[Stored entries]
☆ ☆ ☆ ☆

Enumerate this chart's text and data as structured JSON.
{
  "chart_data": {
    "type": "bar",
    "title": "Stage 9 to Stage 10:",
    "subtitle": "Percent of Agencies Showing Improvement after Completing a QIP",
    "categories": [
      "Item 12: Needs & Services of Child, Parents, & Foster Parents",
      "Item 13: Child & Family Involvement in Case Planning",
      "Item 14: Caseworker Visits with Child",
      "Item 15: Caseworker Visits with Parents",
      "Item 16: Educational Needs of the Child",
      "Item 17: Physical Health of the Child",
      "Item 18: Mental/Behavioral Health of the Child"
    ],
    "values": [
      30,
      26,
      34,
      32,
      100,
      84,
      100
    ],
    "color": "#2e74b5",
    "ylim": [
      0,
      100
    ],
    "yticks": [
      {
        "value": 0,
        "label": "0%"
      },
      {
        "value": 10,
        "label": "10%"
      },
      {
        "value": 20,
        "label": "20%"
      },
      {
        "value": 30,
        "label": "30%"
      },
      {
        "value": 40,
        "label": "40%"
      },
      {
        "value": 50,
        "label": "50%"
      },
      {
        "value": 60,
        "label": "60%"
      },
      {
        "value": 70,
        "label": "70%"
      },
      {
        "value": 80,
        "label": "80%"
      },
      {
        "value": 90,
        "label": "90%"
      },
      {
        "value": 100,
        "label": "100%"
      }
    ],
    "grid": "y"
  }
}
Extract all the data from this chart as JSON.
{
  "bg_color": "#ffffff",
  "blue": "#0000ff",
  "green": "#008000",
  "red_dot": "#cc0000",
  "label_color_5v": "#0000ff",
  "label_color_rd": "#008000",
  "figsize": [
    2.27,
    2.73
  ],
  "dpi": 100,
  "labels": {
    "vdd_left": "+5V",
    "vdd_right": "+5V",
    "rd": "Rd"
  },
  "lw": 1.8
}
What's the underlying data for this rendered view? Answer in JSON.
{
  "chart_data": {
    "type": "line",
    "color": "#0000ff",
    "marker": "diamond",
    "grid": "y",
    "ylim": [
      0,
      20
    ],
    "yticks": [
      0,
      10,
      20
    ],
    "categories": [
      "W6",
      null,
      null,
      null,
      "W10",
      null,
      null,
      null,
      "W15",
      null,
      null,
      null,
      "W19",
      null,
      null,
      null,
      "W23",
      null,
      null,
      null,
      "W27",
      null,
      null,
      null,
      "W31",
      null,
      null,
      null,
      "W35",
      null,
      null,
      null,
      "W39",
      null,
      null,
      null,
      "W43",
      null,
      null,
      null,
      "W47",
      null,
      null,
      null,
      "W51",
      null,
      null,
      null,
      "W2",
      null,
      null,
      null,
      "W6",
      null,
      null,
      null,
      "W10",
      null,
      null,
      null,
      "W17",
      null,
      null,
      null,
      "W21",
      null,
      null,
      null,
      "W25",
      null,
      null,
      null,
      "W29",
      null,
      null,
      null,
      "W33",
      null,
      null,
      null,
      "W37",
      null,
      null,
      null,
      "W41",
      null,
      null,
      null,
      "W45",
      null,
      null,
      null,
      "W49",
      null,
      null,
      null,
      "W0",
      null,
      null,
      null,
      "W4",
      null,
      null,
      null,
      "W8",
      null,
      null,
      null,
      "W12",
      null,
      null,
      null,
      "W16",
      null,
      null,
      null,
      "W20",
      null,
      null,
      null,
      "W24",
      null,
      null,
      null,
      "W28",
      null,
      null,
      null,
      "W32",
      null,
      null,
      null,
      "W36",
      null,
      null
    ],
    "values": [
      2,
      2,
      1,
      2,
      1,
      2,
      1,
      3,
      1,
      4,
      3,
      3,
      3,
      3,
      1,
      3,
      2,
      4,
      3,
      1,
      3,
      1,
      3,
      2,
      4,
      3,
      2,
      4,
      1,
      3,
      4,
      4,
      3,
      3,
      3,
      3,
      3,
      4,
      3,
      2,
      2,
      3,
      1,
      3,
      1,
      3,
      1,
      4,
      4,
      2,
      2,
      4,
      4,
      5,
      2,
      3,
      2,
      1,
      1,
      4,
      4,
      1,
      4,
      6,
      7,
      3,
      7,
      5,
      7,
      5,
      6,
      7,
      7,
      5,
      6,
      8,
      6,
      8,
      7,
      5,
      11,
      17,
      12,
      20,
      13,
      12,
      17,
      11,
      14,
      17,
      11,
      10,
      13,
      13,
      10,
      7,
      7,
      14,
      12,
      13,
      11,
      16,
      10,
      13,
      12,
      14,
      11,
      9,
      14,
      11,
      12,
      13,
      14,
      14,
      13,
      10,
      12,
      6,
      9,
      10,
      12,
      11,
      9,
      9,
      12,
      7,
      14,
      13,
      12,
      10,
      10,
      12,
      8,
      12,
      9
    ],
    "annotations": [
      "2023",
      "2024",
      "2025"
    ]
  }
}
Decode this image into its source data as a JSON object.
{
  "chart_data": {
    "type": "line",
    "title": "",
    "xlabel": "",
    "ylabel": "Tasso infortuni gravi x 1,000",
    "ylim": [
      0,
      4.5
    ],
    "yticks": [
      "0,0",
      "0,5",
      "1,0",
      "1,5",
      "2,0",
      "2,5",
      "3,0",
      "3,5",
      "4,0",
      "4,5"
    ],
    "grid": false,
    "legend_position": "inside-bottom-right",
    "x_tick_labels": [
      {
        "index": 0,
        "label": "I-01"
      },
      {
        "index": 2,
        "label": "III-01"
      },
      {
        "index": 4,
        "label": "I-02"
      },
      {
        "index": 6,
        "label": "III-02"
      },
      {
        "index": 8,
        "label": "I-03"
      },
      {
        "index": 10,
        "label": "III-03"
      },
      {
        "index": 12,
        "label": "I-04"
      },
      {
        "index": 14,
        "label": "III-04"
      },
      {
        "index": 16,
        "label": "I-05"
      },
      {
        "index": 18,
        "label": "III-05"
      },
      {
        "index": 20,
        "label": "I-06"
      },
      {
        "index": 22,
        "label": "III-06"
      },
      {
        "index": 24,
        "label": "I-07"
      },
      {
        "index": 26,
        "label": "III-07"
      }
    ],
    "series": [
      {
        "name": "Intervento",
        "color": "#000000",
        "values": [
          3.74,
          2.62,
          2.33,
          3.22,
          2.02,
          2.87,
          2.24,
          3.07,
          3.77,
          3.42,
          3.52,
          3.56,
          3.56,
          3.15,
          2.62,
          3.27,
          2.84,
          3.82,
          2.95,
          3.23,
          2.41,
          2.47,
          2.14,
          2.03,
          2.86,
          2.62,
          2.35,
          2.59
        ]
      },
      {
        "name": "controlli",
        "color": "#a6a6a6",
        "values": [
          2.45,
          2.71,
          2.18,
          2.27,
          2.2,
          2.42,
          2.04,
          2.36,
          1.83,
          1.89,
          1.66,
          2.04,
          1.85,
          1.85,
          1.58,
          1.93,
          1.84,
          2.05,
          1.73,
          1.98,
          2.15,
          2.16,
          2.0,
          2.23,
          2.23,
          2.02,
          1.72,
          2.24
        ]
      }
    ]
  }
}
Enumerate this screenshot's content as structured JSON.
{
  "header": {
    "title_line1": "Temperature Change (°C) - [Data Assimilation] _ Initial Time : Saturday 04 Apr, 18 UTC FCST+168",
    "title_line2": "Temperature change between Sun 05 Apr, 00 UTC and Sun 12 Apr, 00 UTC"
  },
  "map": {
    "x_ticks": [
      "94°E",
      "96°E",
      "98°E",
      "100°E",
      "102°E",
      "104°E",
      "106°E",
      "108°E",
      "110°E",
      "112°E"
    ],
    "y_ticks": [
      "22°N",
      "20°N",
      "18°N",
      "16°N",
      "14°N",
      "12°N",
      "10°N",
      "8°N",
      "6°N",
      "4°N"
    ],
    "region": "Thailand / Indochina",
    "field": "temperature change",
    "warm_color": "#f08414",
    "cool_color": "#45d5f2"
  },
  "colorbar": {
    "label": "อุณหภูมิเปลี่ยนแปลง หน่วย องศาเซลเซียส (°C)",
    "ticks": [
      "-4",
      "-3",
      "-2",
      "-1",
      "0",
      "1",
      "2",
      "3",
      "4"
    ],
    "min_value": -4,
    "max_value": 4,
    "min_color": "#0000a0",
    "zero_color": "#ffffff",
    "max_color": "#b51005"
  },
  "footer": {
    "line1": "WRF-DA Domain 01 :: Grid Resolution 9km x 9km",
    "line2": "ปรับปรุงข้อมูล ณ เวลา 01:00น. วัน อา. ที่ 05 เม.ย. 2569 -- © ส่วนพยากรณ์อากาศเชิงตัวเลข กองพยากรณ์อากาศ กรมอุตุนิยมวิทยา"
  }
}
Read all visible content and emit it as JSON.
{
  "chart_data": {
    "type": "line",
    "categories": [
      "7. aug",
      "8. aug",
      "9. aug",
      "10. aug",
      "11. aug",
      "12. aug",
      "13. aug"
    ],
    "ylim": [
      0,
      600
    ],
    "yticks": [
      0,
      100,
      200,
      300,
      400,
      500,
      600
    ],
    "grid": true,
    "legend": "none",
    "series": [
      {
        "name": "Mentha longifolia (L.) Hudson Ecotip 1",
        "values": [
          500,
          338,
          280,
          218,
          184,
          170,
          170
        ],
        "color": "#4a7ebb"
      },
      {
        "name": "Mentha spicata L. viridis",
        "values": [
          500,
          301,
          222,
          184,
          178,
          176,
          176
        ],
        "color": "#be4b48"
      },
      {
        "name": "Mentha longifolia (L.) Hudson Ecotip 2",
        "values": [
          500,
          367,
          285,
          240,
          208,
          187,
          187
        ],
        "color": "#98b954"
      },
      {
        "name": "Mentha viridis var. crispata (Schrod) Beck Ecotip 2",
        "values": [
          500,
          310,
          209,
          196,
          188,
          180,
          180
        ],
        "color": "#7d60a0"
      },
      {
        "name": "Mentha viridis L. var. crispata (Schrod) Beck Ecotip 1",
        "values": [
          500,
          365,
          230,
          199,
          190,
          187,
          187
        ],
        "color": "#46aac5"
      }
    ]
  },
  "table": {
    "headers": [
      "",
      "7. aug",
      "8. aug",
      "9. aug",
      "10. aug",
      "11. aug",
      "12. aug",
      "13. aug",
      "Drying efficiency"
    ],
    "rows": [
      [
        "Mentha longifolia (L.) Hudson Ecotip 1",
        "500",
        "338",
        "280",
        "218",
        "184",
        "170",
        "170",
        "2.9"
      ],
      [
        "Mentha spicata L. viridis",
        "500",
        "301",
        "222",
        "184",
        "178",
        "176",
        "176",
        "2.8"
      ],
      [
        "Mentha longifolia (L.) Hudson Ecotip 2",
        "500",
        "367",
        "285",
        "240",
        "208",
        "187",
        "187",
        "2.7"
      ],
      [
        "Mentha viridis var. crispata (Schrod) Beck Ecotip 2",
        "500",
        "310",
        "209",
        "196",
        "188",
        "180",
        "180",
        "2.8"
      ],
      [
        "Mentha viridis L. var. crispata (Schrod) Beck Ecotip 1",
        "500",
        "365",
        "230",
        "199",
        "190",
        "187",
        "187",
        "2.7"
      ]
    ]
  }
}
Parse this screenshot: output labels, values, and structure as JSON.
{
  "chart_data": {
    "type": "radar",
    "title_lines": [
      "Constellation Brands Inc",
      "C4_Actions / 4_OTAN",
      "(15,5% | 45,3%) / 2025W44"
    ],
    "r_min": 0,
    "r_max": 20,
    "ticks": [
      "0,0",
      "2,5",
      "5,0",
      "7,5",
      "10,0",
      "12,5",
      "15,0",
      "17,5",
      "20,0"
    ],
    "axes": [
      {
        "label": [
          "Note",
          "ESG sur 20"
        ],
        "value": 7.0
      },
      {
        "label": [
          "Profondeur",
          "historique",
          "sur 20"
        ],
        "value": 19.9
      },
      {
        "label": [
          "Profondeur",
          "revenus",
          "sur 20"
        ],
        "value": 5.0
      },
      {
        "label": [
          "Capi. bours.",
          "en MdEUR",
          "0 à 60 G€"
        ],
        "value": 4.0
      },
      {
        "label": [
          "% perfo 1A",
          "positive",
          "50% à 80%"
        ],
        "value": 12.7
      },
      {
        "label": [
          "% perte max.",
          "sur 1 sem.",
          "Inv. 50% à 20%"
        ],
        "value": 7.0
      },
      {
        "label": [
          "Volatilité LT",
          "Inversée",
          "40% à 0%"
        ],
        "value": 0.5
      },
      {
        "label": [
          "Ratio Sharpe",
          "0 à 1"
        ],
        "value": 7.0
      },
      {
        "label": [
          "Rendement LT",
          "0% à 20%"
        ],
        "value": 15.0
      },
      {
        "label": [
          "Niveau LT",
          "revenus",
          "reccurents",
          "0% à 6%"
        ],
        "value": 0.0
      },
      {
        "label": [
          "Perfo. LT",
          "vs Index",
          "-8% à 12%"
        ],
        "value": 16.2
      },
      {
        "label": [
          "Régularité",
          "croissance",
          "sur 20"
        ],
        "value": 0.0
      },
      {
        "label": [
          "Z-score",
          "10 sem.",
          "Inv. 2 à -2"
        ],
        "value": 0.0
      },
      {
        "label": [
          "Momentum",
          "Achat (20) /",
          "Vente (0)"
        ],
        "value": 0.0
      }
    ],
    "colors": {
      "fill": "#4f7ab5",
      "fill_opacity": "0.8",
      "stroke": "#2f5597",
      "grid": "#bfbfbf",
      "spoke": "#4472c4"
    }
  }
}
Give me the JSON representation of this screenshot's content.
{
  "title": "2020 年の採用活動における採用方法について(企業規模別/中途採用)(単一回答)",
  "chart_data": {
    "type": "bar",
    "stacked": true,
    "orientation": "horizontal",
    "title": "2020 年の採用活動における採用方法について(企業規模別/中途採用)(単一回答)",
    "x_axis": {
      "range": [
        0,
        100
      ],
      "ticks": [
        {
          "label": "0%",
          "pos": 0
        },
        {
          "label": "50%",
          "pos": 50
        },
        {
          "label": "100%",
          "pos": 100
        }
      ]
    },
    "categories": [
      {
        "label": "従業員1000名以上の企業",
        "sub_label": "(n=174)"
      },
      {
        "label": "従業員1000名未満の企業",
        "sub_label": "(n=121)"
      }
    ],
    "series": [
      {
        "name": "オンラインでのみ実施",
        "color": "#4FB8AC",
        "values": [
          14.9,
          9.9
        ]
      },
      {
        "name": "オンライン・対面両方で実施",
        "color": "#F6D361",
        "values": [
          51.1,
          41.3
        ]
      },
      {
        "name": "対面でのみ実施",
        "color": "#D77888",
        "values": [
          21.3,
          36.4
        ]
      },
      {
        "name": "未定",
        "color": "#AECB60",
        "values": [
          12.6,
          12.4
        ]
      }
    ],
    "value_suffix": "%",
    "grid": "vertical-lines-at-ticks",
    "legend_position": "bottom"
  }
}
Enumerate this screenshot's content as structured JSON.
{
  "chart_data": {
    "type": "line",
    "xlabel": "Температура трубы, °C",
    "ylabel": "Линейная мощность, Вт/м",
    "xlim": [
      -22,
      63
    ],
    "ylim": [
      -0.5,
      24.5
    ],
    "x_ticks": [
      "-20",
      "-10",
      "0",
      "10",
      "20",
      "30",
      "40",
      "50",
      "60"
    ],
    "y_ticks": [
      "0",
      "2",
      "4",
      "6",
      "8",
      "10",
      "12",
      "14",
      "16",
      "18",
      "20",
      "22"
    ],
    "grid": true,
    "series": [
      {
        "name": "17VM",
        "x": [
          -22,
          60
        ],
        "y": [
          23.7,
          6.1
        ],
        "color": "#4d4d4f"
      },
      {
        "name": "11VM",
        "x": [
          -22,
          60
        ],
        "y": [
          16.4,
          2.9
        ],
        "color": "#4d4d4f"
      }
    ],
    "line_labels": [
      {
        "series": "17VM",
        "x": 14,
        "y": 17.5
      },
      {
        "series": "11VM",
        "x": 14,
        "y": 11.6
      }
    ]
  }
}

☆ ☆ ☆ ☆

Goal:
From the listing above, return each line with the word "Hudson".

Exercise response:
        "name": "Mentha longifolia (L.) Hudson Ecotip 1",
        "name": "Mentha longifolia (L.) Hudson Ecotip 2",
        "Mentha longifolia (L.) Hudson Ecotip 1",
        "Mentha longifolia (L.) Hudson Ecotip 2",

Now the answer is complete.